Filter the entries, keeping every line with the word "name".

Provided data
........

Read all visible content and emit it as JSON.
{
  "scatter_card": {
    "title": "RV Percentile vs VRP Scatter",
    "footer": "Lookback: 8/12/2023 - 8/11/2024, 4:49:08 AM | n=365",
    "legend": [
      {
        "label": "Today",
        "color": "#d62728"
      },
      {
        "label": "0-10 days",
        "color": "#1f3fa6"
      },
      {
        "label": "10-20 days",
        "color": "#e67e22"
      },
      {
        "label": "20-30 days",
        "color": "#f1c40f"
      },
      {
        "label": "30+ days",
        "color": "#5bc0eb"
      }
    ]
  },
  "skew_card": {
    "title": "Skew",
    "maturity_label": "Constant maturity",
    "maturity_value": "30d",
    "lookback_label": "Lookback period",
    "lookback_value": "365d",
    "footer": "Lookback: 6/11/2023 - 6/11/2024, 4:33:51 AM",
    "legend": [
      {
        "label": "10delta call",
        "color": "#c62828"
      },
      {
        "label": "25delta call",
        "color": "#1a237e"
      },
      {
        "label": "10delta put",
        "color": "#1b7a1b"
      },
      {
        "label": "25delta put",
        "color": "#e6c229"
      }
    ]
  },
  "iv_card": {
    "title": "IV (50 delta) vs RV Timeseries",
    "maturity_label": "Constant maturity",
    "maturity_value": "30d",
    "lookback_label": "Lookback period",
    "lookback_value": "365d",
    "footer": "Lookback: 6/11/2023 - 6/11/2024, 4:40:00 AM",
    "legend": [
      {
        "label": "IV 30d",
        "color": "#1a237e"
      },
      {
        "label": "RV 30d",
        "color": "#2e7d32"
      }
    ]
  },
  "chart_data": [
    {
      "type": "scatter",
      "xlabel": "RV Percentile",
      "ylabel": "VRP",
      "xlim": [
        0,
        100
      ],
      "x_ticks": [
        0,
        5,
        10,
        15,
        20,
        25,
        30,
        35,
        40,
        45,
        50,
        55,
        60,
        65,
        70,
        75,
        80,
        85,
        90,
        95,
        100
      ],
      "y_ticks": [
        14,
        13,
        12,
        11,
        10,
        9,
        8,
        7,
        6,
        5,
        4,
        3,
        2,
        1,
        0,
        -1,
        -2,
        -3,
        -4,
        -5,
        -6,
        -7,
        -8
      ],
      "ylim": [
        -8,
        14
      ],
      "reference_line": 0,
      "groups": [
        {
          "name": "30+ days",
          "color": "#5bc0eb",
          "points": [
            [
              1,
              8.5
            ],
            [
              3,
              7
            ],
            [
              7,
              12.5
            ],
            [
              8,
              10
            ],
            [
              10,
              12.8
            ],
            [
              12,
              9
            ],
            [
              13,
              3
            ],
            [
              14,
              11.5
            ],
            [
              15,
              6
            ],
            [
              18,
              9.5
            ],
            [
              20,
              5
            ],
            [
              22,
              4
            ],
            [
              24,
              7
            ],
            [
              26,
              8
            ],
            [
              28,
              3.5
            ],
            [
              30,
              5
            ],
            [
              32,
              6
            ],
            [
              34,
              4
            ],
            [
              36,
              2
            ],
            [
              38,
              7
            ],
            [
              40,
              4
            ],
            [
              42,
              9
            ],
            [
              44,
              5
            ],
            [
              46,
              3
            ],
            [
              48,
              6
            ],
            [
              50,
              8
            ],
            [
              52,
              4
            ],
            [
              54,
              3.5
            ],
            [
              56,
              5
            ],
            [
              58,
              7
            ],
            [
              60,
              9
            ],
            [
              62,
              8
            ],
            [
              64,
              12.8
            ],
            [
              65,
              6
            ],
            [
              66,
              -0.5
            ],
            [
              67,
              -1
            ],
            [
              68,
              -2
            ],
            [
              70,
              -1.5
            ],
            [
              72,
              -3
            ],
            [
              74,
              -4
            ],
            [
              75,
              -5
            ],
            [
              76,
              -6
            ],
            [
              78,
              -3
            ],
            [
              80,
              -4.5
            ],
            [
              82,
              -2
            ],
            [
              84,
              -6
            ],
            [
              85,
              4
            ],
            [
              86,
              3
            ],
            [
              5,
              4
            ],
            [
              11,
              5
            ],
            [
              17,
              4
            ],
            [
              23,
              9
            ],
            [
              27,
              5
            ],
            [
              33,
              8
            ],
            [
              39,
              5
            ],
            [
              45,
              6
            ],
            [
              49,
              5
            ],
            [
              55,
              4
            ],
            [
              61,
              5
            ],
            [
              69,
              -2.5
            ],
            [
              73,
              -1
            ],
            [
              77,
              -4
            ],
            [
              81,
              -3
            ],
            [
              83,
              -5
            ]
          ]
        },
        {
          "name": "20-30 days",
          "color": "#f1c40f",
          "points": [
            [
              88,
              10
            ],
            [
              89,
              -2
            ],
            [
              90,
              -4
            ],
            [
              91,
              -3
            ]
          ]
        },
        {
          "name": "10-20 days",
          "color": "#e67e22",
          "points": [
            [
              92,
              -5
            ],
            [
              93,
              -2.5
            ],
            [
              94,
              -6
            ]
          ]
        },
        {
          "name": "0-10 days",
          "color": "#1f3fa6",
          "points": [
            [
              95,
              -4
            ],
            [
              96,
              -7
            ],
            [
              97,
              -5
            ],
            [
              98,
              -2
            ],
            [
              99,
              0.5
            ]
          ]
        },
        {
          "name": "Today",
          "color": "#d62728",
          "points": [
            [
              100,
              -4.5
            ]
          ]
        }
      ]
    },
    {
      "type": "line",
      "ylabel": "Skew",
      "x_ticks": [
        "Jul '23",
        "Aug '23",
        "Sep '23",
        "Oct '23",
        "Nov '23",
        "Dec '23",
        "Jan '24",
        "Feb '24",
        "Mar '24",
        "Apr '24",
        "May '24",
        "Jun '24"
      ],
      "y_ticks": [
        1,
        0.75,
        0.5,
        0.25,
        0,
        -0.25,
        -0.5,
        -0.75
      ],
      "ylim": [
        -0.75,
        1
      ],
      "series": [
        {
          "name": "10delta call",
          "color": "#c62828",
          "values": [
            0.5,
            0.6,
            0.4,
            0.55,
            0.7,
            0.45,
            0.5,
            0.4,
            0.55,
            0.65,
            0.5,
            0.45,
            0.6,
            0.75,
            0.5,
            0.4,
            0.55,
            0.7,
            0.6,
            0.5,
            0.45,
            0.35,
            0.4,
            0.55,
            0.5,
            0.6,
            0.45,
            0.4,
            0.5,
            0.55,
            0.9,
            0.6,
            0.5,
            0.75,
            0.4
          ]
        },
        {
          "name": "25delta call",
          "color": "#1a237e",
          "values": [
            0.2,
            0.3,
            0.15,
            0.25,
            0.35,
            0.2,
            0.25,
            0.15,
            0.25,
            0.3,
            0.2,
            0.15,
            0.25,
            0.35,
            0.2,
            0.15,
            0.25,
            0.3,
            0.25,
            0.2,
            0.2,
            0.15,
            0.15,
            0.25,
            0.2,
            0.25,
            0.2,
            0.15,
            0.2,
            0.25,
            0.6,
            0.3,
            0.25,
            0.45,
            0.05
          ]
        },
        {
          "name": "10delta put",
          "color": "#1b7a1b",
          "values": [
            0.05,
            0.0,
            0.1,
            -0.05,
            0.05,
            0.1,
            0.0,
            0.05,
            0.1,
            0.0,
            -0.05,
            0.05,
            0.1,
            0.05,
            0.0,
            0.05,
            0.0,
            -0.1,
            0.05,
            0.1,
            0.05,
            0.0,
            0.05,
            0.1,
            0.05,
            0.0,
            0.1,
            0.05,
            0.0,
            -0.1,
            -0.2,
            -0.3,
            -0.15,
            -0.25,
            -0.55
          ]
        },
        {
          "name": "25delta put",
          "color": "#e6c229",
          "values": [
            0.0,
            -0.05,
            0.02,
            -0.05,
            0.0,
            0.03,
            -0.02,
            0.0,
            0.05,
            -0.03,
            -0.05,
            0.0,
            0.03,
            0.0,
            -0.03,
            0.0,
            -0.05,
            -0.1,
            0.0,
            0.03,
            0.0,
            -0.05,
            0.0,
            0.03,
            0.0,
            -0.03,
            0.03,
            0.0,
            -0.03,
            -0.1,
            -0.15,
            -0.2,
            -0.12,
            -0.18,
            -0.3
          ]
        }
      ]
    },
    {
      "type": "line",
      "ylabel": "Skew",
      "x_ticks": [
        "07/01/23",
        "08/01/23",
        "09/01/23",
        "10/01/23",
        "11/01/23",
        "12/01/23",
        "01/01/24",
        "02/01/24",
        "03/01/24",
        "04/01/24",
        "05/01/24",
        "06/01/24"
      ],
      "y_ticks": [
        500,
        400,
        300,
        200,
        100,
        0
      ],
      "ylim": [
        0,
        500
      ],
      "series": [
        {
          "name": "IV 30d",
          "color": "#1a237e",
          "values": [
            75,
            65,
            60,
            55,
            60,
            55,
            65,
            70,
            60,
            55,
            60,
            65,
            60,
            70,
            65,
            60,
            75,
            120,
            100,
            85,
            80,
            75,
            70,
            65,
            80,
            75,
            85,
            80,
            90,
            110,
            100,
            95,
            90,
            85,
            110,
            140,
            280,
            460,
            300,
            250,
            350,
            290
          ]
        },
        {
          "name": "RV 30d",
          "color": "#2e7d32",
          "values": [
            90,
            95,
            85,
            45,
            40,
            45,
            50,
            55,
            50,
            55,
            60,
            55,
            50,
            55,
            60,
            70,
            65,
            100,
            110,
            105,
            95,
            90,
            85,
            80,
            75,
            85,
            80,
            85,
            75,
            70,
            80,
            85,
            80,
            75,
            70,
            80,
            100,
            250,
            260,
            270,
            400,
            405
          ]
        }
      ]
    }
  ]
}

........

Finished exercise
          "name": "30+ days",
          "name": "20-30 days",
          "name": "10-20 days",
          "name": "0-10 days",
          "name": "Today",
          "name": "10delta call",
          "name": "25delta call",
          "name": "10delta put",
          "name": "25delta put",
          "name": "IV 30d",
          "name": "RV 30d",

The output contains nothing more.